# Page
------------

Exhibit (i)

 
 
777 EAST WISCONSIN AVENUE
MILWAUKEE, WI 53202-5306
414.271.2400 TEL
414.297.4900 FAX
FOLEY.COM

WRITER'S DIRECT LINE: 414.297.5596
E-MAIL: PFETZER @FOLEY.COM

CLIENT/MATTER NUMBER: 072603-0105


June 16, 2026
FMI Funds, Inc.
790 North Water Street, Suite 2100
Milwaukee, WI  53202

RE:
FMI Funds, Inc. – Registration Statement
Ladies and Gentlemen:
We have acted as counsel for FMI Funds, Inc. (the “Corporation”) in connection with the preparation and filing with the Securities and Exchange Commission (“SEC”) of an amendment to the Corporation’s Registration Statement on Form N-1A (File Nos. 333-12745 and 811-07831) (the “Amended Registration Statement”) establishing a new series, the FMI Global Equity ETF, as a class of Common Stock of the Corporation (such Common Stock being hereinafter referred to as the “Shares”) under the Securities Act of 1933, as amended (the “Securities Act”), for sale in the manner set forth in the Amended Registration Statement.
You have requested our opinion as to the matters set forth below in connection with the filing of the Amended Registration Statement.  For purposes of rendering that opinion, we have examined: (a) the Amended Registration Statement; (b) the Corporation’s Articles of Incorporation and Bylaws, as amended to date; (c) corporate proceedings relative to the authorization for issuance of the Shares; and (d) such other proceedings, documents and records as we have deemed necessary to enable us to render this opinion.  We have made such other investigation as we have deemed appropriate, and we have examined and relied upon certificates of public officials.

------------

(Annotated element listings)
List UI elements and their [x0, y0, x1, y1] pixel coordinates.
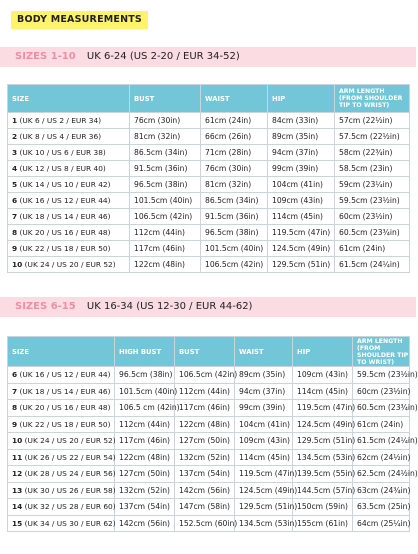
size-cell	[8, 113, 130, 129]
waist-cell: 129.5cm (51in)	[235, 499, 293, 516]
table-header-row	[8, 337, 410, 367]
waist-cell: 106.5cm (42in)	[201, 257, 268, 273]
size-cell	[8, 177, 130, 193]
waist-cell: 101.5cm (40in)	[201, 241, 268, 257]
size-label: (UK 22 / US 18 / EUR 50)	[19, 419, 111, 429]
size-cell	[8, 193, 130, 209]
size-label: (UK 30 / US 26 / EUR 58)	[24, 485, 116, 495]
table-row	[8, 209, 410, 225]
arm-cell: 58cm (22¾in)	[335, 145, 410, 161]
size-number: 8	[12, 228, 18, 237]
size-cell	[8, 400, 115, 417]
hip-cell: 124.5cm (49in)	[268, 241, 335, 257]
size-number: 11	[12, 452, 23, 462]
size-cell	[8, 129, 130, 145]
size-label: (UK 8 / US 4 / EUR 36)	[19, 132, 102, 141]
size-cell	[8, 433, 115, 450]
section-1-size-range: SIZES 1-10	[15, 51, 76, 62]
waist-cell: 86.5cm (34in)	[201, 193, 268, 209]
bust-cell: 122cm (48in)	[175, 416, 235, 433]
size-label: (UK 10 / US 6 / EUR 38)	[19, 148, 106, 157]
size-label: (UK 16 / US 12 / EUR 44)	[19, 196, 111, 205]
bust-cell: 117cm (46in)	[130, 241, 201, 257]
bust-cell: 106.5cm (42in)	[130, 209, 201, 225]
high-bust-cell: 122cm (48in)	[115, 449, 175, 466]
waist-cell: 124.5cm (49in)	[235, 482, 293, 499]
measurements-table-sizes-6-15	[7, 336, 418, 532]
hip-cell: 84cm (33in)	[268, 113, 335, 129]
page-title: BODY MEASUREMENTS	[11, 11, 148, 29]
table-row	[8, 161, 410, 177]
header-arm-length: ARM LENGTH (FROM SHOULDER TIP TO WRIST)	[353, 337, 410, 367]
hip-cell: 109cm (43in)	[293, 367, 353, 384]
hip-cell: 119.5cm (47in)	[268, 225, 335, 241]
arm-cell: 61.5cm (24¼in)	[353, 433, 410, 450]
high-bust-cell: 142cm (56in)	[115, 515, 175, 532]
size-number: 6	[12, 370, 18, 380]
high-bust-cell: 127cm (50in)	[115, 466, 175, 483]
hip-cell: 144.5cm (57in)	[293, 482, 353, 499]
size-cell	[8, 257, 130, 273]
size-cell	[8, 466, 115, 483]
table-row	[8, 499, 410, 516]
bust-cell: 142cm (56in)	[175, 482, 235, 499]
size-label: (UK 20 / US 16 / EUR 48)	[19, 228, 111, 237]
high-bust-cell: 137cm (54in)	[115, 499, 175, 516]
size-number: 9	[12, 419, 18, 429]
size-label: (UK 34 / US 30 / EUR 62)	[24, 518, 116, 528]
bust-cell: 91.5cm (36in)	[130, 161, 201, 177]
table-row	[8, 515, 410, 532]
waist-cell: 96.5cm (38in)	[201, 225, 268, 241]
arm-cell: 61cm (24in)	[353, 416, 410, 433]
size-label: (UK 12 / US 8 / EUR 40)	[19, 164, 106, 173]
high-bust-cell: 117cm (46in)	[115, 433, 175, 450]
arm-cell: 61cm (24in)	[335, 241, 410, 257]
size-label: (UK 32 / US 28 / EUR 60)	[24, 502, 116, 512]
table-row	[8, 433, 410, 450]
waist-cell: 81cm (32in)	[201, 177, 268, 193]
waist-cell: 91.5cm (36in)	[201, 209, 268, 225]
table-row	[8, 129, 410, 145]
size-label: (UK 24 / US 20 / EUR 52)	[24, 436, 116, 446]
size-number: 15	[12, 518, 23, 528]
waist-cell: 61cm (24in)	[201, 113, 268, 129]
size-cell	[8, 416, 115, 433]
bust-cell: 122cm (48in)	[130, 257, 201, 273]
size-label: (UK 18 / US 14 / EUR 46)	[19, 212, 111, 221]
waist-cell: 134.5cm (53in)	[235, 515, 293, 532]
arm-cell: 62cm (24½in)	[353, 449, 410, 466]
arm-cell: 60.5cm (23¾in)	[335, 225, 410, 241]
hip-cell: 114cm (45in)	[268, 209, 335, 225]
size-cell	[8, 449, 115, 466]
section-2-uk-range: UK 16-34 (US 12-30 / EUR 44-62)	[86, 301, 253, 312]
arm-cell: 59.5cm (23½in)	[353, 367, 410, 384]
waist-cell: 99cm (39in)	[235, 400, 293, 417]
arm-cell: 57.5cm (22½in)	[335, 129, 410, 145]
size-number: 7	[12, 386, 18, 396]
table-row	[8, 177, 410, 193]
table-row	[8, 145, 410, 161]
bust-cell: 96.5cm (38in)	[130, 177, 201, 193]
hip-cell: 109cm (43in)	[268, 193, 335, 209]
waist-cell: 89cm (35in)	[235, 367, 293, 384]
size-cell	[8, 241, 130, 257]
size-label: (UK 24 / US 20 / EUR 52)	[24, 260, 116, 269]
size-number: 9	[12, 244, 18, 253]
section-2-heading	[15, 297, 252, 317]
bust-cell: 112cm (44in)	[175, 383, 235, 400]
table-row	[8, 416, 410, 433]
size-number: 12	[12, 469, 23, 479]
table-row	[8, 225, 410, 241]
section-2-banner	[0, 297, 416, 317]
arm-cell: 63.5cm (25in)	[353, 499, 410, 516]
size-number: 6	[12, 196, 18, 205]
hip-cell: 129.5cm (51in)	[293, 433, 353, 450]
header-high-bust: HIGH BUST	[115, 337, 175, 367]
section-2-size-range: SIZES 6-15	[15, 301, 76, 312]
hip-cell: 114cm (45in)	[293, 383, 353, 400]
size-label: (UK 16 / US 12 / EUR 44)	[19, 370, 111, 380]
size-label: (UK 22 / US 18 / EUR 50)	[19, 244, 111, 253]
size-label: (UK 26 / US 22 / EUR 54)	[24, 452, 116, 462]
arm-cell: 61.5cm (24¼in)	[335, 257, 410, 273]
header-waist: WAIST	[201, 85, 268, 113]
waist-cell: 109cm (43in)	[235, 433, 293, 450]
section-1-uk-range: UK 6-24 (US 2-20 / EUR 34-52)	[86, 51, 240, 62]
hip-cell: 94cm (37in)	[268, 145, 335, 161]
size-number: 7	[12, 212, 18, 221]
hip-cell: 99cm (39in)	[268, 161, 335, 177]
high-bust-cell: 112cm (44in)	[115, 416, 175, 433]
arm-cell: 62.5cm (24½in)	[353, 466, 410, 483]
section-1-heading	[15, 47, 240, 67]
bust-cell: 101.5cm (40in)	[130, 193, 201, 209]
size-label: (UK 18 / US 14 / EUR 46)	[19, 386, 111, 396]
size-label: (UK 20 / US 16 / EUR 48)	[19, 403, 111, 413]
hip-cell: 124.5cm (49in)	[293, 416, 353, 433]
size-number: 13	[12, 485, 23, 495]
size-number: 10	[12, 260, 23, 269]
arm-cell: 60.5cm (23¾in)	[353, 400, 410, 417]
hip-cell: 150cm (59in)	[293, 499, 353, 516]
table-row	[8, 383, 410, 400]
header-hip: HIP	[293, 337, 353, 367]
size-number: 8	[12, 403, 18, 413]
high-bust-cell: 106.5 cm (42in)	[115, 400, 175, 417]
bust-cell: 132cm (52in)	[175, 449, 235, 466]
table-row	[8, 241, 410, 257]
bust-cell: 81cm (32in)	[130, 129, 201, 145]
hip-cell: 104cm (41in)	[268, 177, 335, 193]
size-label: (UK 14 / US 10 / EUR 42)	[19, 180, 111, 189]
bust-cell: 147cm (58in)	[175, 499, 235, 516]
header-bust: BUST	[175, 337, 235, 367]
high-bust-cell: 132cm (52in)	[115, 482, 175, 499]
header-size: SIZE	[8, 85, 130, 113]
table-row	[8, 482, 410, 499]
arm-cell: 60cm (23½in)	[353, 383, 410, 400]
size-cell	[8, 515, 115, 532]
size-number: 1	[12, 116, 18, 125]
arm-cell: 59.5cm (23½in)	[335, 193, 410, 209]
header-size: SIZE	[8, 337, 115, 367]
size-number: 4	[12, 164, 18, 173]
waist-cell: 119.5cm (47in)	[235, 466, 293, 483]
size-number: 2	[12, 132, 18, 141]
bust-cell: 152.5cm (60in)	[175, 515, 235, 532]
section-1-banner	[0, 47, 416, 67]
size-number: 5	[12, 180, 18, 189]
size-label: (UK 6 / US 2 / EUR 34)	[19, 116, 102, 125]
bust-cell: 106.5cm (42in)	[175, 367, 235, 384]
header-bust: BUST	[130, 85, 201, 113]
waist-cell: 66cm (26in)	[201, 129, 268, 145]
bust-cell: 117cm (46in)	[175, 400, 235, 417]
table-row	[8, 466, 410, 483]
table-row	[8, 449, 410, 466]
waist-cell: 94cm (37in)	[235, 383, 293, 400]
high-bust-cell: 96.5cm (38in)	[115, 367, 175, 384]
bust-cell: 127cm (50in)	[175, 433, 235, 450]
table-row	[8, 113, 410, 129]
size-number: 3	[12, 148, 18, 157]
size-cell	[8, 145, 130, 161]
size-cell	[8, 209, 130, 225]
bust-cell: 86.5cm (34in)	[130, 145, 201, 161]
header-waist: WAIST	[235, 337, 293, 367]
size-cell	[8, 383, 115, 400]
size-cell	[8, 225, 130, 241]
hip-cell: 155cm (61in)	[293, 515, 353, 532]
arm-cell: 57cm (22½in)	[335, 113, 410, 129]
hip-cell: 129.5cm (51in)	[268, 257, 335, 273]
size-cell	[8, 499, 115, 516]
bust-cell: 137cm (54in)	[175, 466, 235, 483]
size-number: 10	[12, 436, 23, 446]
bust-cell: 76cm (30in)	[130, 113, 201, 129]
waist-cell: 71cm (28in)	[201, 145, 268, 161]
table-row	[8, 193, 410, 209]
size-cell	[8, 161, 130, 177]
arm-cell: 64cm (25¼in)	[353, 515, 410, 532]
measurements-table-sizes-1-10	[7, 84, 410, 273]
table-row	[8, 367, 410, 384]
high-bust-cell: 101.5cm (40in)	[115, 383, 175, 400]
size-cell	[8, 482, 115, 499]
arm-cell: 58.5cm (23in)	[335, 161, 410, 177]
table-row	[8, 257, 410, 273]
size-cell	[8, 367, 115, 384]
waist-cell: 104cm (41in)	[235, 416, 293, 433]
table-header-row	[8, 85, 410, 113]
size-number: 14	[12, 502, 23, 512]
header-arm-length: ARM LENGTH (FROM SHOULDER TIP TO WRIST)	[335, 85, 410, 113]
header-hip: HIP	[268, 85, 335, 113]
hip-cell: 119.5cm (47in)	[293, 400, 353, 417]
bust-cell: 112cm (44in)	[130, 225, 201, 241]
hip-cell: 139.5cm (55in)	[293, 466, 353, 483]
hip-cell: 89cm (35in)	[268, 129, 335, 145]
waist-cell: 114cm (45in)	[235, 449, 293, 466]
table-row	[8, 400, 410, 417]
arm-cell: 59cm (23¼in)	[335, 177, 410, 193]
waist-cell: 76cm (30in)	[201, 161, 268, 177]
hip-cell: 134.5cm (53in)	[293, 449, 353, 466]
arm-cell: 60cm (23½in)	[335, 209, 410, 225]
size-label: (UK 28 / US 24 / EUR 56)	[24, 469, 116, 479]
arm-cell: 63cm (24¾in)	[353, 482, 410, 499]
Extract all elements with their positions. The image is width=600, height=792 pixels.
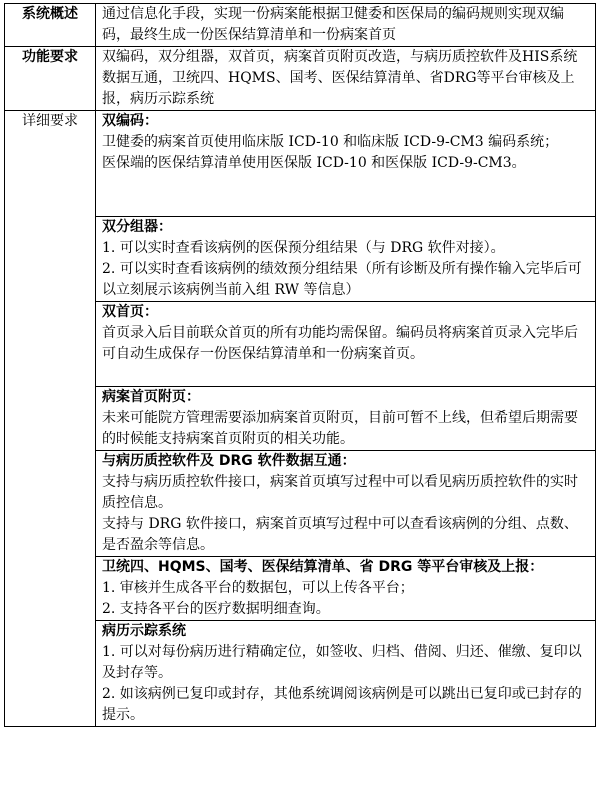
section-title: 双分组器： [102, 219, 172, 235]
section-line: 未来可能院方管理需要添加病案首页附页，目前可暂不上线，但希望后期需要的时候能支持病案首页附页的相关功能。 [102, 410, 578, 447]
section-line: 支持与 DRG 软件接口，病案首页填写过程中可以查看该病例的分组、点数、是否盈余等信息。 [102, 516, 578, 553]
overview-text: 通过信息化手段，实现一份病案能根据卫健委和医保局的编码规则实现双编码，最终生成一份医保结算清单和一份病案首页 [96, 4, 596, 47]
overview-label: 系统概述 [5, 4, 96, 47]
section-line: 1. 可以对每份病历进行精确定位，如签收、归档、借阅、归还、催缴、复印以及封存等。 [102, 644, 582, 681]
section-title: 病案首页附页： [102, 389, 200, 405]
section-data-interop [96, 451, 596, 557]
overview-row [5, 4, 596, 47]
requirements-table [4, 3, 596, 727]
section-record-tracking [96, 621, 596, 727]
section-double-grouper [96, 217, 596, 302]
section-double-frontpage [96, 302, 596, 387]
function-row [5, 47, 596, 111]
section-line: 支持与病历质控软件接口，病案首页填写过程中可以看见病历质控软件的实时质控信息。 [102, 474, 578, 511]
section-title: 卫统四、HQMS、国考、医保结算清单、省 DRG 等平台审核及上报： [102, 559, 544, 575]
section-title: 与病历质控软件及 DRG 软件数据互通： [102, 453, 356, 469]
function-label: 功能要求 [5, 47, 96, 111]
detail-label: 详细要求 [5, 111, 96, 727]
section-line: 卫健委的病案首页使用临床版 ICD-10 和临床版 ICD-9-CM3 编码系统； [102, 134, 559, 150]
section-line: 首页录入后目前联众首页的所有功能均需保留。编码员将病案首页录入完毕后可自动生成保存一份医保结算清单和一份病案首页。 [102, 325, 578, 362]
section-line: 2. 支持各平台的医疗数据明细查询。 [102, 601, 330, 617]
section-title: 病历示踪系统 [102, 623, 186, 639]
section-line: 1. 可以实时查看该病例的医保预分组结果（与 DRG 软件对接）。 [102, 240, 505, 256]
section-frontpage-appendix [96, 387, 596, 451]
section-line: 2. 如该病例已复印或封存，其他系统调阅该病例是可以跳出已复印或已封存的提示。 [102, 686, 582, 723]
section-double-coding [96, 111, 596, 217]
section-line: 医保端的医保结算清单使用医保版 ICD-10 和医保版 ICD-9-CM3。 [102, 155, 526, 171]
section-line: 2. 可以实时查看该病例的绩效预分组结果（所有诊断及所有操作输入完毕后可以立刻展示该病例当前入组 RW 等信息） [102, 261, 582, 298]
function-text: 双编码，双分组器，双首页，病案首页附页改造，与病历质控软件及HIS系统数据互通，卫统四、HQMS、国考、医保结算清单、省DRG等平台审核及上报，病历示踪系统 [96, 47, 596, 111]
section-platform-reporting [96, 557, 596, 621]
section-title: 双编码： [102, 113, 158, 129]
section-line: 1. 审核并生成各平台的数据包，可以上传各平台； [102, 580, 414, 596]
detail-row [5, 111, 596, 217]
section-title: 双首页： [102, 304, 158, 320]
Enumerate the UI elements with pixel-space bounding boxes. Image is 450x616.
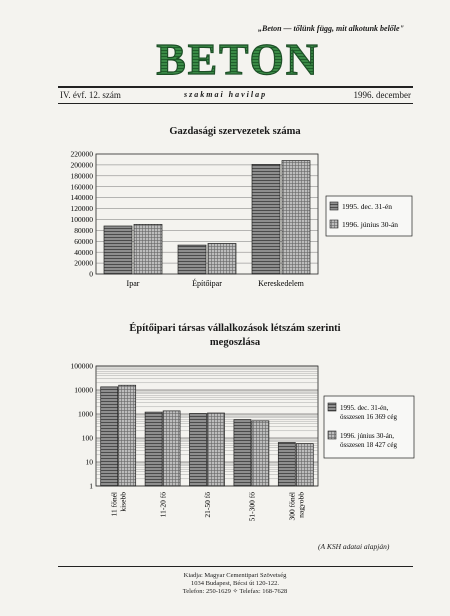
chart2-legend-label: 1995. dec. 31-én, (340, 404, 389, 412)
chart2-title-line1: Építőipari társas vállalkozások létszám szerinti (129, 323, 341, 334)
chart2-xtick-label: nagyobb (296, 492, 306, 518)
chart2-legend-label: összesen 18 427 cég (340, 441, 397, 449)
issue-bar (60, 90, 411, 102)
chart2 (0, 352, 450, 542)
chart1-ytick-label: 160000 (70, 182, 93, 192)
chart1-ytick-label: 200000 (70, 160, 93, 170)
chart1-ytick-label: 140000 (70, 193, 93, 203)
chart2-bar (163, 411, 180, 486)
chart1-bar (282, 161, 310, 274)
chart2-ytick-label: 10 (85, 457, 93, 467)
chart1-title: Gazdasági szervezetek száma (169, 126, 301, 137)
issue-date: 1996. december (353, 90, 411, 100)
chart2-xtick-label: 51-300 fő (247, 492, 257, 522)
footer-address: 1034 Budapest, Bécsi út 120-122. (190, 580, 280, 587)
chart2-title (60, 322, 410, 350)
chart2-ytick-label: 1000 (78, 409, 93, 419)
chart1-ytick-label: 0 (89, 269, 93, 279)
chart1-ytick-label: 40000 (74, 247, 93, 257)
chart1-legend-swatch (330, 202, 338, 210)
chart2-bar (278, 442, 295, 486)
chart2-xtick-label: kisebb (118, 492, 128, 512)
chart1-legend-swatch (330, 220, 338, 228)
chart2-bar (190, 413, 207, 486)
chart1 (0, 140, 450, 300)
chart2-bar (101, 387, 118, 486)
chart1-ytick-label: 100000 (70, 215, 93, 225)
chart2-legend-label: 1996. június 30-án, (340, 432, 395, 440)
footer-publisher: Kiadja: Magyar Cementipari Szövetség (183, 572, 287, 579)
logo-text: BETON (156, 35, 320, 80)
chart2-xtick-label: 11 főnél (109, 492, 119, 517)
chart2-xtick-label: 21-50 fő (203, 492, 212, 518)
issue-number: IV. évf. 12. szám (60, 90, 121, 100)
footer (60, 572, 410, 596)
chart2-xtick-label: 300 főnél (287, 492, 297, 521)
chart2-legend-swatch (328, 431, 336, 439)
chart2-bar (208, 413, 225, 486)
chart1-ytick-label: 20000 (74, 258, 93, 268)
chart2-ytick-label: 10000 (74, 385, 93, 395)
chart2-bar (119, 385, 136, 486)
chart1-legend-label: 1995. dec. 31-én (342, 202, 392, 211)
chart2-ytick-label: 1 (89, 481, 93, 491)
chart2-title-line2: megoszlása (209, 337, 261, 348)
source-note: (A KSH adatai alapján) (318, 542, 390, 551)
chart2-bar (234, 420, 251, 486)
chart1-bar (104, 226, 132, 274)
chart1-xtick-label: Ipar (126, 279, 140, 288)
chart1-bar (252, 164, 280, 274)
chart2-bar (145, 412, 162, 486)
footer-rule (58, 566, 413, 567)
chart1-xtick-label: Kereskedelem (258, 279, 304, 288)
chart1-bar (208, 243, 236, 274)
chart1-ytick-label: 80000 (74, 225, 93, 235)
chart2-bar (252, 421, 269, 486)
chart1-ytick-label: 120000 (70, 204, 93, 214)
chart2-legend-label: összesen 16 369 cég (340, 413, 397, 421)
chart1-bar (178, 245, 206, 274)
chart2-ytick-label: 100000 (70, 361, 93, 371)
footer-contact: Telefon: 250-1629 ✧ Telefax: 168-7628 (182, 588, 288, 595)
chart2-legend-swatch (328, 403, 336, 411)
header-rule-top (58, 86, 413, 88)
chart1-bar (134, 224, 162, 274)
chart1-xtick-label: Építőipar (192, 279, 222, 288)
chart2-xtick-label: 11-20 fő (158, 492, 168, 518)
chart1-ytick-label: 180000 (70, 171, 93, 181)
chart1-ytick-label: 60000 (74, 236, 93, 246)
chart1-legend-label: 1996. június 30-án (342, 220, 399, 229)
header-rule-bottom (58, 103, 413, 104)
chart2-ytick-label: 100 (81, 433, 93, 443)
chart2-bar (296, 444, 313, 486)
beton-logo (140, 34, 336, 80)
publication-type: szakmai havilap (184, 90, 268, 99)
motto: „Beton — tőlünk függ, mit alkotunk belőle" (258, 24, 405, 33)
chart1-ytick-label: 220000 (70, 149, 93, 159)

------------

# Goals
a - Copy from the opinion letter the passage that begins with the words containing "790 North Water" and ends with "in the Amended Registration Statement.".
b - In the opinion letter, what new series does the amendment establish?
Rely solely on the opinion letter to respond.

# Set of answers
a -
790 North Water Street, Suite 2100
Milwaukee, WI  53202

RE:
FMI Funds, Inc. – Registration Statement
Ladies and Gentlemen:
We have acted as counsel for FMI Funds, Inc. (the “Corporation”) in connection with the preparation and filing with the Securities and Exchange Commission (“SEC”) of an amendment to the Corporation’s Registration Statement on Form N-1A (File Nos. 333-12745 and 811-07831) (the “Amended Registration Statement”) establishing a new series, the FMI Global Equity ETF, as a class of Common Stock of the Corporation (such Common Stock being hereinafter referred to as the “Shares”) under the Securities Act of 1933, as amended (the “Securities Act”), for sale in the manner set forth in the Amended Registration Statement.

b - The FMI Global Equity ETF.